Exercise goal. Extract and list every line that contains the word "Poole".

Entries supplied.
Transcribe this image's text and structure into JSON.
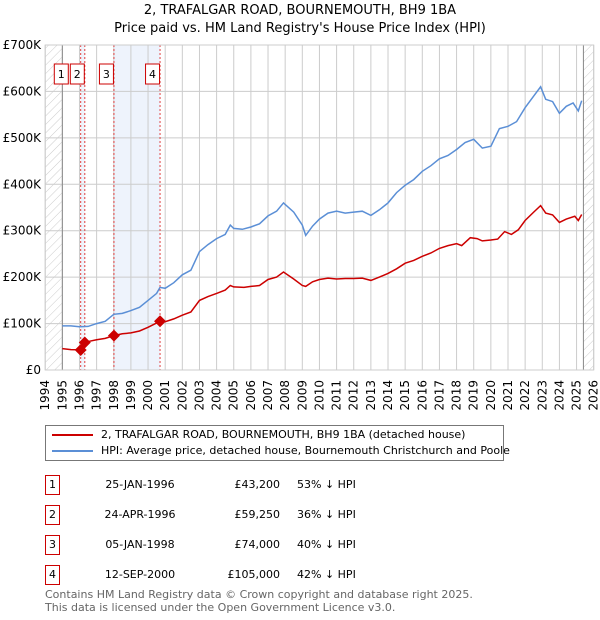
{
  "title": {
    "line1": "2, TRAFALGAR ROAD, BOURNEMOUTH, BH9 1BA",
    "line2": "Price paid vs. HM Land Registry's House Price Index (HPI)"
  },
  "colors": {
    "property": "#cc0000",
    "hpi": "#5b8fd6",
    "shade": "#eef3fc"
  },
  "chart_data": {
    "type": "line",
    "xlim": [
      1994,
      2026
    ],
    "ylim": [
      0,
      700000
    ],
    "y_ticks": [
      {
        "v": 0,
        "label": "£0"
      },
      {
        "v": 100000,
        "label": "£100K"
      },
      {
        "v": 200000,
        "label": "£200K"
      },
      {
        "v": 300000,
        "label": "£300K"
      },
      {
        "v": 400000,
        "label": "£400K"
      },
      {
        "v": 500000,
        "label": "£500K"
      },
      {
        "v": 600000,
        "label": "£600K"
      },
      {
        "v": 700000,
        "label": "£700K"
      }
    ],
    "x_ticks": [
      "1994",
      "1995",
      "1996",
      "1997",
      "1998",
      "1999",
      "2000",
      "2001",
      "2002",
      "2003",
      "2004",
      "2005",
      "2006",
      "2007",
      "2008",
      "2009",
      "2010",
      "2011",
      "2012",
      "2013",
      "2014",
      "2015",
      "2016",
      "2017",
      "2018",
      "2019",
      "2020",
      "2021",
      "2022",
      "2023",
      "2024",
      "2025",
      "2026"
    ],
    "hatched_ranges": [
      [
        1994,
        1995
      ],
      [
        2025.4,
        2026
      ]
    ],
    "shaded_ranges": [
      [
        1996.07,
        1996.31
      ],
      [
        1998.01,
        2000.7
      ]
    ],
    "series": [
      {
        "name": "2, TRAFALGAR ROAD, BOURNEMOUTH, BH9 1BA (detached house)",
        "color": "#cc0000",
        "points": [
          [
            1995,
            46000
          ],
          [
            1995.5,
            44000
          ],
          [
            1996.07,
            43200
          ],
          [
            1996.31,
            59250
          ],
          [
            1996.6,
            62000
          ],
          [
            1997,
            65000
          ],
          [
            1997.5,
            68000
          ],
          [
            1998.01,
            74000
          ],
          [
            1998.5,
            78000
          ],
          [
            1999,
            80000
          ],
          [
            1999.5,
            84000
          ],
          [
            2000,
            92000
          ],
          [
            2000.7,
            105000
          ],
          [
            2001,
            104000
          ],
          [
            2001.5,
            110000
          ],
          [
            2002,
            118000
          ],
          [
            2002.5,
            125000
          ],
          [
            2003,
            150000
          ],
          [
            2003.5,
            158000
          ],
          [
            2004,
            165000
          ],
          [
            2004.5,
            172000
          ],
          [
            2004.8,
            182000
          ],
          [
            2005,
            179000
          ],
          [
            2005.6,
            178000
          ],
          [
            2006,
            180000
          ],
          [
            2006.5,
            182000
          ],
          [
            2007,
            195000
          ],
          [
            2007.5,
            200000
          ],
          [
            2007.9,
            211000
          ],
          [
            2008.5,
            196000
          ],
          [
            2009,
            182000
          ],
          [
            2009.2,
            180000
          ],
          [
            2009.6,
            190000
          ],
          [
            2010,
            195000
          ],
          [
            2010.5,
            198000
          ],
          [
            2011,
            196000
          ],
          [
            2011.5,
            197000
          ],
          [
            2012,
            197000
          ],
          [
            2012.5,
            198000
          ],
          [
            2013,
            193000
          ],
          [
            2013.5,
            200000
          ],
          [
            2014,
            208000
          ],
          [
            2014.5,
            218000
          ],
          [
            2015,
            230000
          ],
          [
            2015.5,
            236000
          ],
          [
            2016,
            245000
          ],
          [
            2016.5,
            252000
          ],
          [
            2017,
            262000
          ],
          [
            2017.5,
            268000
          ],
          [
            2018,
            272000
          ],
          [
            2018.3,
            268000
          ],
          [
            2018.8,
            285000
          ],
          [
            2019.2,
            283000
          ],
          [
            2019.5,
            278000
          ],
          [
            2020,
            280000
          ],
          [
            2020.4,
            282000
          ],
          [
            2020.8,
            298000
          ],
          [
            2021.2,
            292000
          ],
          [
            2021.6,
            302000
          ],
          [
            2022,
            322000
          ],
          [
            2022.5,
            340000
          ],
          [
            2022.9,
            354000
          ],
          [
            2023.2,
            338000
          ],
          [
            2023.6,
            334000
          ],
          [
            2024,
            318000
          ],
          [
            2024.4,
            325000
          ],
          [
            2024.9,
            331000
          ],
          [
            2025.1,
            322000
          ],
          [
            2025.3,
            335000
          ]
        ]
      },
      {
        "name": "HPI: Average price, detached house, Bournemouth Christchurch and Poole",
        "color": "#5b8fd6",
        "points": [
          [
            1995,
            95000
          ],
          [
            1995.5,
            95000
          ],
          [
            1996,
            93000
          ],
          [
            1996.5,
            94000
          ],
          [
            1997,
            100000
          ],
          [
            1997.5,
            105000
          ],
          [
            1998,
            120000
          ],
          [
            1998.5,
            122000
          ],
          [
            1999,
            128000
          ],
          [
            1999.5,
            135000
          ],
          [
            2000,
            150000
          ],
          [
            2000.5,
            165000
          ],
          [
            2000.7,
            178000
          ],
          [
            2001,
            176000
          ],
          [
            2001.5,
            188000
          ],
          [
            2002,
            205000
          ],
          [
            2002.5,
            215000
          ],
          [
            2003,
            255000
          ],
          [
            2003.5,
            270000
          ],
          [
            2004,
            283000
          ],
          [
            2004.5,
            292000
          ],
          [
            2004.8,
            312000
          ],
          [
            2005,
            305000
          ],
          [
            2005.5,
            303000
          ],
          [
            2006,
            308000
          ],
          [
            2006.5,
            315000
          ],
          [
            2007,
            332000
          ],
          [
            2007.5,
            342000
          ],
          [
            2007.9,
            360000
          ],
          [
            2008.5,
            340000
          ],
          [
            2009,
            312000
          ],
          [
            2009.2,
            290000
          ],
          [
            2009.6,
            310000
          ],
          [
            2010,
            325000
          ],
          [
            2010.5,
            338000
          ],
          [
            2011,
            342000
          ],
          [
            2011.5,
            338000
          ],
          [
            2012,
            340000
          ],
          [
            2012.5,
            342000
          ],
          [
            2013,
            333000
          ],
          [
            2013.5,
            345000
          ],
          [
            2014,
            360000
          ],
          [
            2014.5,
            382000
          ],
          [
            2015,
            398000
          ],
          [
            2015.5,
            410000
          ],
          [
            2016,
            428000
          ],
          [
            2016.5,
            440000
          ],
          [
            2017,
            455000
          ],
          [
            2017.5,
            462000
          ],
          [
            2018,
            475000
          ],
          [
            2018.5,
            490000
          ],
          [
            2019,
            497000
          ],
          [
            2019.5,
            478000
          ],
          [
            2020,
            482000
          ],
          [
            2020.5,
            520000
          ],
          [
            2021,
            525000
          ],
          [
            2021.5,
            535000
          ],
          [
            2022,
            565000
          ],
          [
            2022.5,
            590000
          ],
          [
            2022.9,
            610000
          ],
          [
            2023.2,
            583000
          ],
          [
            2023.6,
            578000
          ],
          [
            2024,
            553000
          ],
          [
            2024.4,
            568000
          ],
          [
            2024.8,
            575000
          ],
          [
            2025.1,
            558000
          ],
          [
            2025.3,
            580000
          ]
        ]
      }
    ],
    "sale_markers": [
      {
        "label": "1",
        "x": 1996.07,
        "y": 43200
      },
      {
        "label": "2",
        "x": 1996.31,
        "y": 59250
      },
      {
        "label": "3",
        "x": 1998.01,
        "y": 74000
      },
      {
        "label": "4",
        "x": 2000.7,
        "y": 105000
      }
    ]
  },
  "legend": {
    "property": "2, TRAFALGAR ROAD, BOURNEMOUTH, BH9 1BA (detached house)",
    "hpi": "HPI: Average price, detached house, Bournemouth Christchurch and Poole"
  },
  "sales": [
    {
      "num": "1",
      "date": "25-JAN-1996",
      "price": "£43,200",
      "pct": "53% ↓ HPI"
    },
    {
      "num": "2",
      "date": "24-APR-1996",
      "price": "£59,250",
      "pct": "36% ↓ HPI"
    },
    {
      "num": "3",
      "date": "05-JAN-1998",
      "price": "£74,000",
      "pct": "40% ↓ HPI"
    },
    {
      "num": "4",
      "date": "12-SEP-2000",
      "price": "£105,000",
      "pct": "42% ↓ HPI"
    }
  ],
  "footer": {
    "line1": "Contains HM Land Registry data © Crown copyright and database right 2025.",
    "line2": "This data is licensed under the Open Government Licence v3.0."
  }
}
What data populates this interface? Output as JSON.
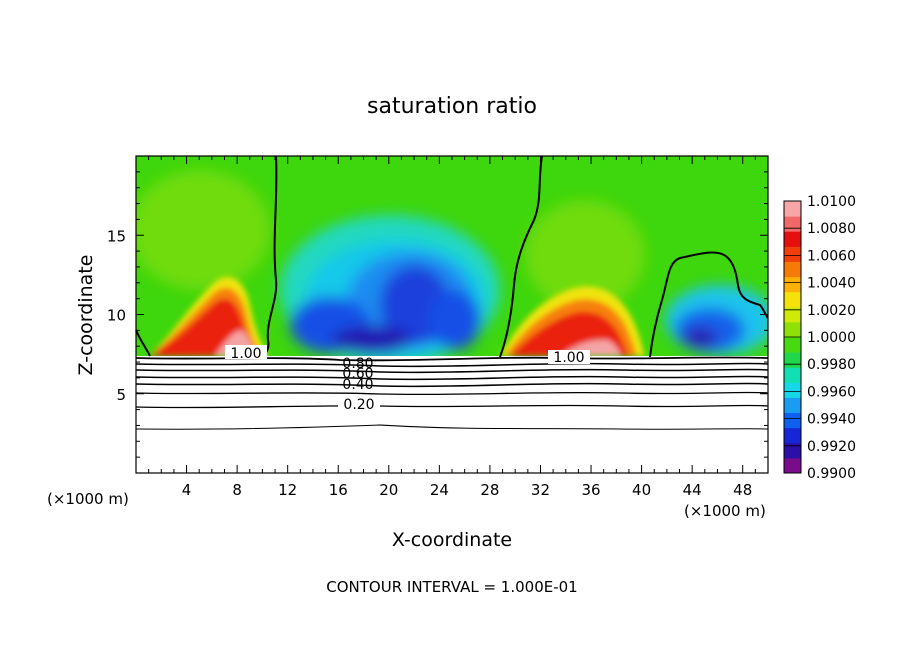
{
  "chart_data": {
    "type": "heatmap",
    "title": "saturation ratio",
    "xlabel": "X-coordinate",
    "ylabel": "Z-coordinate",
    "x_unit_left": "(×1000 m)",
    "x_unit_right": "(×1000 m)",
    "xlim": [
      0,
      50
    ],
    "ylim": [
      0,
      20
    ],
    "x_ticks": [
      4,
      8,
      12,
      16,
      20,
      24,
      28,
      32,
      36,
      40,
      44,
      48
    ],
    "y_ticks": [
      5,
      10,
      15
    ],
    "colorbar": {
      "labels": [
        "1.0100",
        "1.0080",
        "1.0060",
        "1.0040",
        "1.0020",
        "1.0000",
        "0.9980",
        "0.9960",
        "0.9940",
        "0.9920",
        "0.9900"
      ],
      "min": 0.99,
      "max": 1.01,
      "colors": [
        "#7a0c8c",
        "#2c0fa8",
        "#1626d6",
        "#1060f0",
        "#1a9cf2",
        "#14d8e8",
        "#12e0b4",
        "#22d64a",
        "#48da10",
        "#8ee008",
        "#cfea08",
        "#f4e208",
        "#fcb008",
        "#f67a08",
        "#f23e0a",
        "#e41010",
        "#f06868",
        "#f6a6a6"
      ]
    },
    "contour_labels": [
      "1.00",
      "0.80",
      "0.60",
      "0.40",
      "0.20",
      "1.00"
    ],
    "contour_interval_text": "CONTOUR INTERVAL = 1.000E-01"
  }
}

Solution.
        "name": "HPI: Average price, detached house, Bournemouth Christchurch and Poole",
    "hpi": "HPI: Average price, detached house, Bournemouth Christchurch and Poole"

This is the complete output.